**Written instruction**. Type out the material below exactly.
>> Start Data to use
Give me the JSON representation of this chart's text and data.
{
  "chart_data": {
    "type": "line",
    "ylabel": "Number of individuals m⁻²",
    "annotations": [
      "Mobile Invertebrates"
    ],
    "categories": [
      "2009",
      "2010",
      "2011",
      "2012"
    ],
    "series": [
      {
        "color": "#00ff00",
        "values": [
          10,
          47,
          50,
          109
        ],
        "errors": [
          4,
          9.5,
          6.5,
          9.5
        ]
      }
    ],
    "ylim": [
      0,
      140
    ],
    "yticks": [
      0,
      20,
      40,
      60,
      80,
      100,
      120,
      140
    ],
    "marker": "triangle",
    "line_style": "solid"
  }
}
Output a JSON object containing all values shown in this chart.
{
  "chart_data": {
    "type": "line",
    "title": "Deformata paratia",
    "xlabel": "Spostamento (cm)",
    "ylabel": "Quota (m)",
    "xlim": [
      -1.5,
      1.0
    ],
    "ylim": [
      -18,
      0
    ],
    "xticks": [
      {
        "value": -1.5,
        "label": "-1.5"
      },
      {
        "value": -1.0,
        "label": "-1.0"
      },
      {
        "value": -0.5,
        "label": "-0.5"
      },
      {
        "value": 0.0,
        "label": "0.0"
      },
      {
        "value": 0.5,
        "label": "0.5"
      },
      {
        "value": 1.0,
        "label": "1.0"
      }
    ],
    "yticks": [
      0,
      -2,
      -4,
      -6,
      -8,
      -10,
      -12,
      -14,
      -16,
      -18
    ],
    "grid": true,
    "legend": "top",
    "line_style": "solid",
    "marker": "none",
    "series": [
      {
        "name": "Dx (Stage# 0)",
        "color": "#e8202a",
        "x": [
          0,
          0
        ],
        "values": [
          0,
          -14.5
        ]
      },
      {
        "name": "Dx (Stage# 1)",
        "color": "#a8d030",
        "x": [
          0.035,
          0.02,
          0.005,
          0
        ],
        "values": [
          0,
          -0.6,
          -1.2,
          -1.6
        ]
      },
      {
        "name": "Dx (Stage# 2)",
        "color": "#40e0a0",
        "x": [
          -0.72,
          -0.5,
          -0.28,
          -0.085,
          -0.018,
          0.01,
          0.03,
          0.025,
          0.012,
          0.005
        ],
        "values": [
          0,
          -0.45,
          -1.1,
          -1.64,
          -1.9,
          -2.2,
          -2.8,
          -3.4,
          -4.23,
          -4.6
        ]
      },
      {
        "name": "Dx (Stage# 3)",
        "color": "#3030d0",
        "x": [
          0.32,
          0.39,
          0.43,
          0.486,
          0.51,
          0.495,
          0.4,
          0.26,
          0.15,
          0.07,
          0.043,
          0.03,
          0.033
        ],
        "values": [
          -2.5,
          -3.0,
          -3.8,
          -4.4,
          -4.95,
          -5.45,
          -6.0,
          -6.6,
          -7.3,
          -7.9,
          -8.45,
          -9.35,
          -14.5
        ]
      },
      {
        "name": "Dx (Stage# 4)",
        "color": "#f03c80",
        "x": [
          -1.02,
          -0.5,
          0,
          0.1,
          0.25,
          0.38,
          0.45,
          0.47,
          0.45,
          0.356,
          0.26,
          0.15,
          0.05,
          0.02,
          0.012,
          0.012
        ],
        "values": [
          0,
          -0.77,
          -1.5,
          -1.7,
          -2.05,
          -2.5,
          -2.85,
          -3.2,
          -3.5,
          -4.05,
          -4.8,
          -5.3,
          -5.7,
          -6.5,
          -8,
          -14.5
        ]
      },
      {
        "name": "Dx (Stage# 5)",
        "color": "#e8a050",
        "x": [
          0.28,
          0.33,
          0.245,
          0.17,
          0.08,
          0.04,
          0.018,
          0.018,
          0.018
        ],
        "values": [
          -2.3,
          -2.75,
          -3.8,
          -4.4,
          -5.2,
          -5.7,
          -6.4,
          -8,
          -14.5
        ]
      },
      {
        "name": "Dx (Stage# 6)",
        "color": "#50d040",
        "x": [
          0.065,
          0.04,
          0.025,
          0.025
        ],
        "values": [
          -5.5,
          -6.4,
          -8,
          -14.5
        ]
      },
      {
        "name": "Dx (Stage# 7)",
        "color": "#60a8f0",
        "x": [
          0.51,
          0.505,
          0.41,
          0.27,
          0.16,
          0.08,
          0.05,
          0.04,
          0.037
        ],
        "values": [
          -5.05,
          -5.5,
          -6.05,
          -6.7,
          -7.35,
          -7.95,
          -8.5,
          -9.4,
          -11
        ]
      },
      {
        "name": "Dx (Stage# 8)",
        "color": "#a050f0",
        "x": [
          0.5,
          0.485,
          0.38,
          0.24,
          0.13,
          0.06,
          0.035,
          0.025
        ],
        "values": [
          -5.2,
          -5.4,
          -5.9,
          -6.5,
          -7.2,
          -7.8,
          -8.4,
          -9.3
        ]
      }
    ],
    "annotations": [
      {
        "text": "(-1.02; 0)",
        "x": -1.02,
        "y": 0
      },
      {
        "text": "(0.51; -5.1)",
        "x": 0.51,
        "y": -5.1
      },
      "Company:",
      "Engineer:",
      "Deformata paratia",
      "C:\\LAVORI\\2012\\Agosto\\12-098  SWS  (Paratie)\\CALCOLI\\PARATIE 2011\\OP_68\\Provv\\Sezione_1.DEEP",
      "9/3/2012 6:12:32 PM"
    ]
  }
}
>> End Data to use
**Completed task**.
Give me the JSON representation of this chart's text and data.
{
  "chart_data": {
    "type": "line",
    "ylabel": "Number of individuals m⁻²",
    "annotations": [
      "Mobile Invertebrates"
    ],
    "categories": [
      "2009",
      "2010",
      "2011",
      "2012"
    ],
    "series": [
      {
        "color": "#00ff00",
        "values": [
          10,
          47,
          50,
          109
        ],
        "errors": [
          4,
          9.5,
          6.5,
          9.5
        ]
      }
    ],
    "ylim": [
      0,
      140
    ],
    "yticks": [
      0,
      20,
      40,
      60,
      80,
      100,
      120,
      140
    ],
    "marker": "triangle",
    "line_style": "solid"
  }
}
Output a JSON object containing all values shown in this chart.
{
  "chart_data": {
    "type": "line",
    "title": "Deformata paratia",
    "xlabel": "Spostamento (cm)",
    "ylabel": "Quota (m)",
    "xlim": [
      -1.5,
      1.0
    ],
    "ylim": [
      -18,
      0
    ],
    "xticks": [
      {
        "value": -1.5,
        "label": "-1.5"
      },
      {
        "value": -1.0,
        "label": "-1.0"
      },
      {
        "value": -0.5,
        "label": "-0.5"
      },
      {
        "value": 0.0,
        "label": "0.0"
      },
      {
        "value": 0.5,
        "label": "0.5"
      },
      {
        "value": 1.0,
        "label": "1.0"
      }
    ],
    "yticks": [
      0,
      -2,
      -4,
      -6,
      -8,
      -10,
      -12,
      -14,
      -16,
      -18
    ],
    "grid": true,
    "legend": "top",
    "line_style": "solid",
    "marker": "none",
    "series": [
      {
        "name": "Dx (Stage# 0)",
        "color": "#e8202a",
        "x": [
          0,
          0
        ],
        "values": [
          0,
          -14.5
        ]
      },
      {
        "name": "Dx (Stage# 1)",
        "color": "#a8d030",
        "x": [
          0.035,
          0.02,
          0.005,
          0
        ],
        "values": [
          0,
          -0.6,
          -1.2,
          -1.6
        ]
      },
      {
        "name": "Dx (Stage# 2)",
        "color": "#40e0a0",
        "x": [
          -0.72,
          -0.5,
          -0.28,
          -0.085,
          -0.018,
          0.01,
          0.03,
          0.025,
          0.012,
          0.005
        ],
        "values": [
          0,
          -0.45,
          -1.1,
          -1.64,
          -1.9,
          -2.2,
          -2.8,
          -3.4,
          -4.23,
          -4.6
        ]
      },
      {
        "name": "Dx (Stage# 3)",
        "color": "#3030d0",
        "x": [
          0.32,
          0.39,
          0.43,
          0.486,
          0.51,
          0.495,
          0.4,
          0.26,
          0.15,
          0.07,
          0.043,
          0.03,
          0.033
        ],
        "values": [
          -2.5,
          -3.0,
          -3.8,
          -4.4,
          -4.95,
          -5.45,
          -6.0,
          -6.6,
          -7.3,
          -7.9,
          -8.45,
          -9.35,
          -14.5
        ]
      },
      {
        "name": "Dx (Stage# 4)",
        "color": "#f03c80",
        "x": [
          -1.02,
          -0.5,
          0,
          0.1,
          0.25,
          0.38,
          0.45,
          0.47,
          0.45,
          0.356,
          0.26,
          0.15,
          0.05,
          0.02,
          0.012,
          0.012
        ],
        "values": [
          0,
          -0.77,
          -1.5,
          -1.7,
          -2.05,
          -2.5,
          -2.85,
          -3.2,
          -3.5,
          -4.05,
          -4.8,
          -5.3,
          -5.7,
          -6.5,
          -8,
          -14.5
        ]
      },
      {
        "name": "Dx (Stage# 5)",
        "color": "#e8a050",
        "x": [
          0.28,
          0.33,
          0.245,
          0.17,
          0.08,
          0.04,
          0.018,
          0.018,
          0.018
        ],
        "values": [
          -2.3,
          -2.75,
          -3.8,
          -4.4,
          -5.2,
          -5.7,
          -6.4,
          -8,
          -14.5
        ]
      },
      {
        "name": "Dx (Stage# 6)",
        "color": "#50d040",
        "x": [
          0.065,
          0.04,
          0.025,
          0.025
        ],
        "values": [
          -5.5,
          -6.4,
          -8,
          -14.5
        ]
      },
      {
        "name": "Dx (Stage# 7)",
        "color": "#60a8f0",
        "x": [
          0.51,
          0.505,
          0.41,
          0.27,
          0.16,
          0.08,
          0.05,
          0.04,
          0.037
        ],
        "values": [
          -5.05,
          -5.5,
          -6.05,
          -6.7,
          -7.35,
          -7.95,
          -8.5,
          -9.4,
          -11
        ]
      },
      {
        "name": "Dx (Stage# 8)",
        "color": "#a050f0",
        "x": [
          0.5,
          0.485,
          0.38,
          0.24,
          0.13,
          0.06,
          0.035,
          0.025
        ],
        "values": [
          -5.2,
          -5.4,
          -5.9,
          -6.5,
          -7.2,
          -7.8,
          -8.4,
          -9.3
        ]
      }
    ],
    "annotations": [
      {
        "text": "(-1.02; 0)",
        "x": -1.02,
        "y": 0
      },
      {
        "text": "(0.51; -5.1)",
        "x": 0.51,
        "y": -5.1
      },
      "Company:",
      "Engineer:",
      "Deformata paratia",
      "C:\\LAVORI\\2012\\Agosto\\12-098  SWS  (Paratie)\\CALCOLI\\PARATIE 2011\\OP_68\\Provv\\Sezione_1.DEEP",
      "9/3/2012 6:12:32 PM"
    ]
  }
}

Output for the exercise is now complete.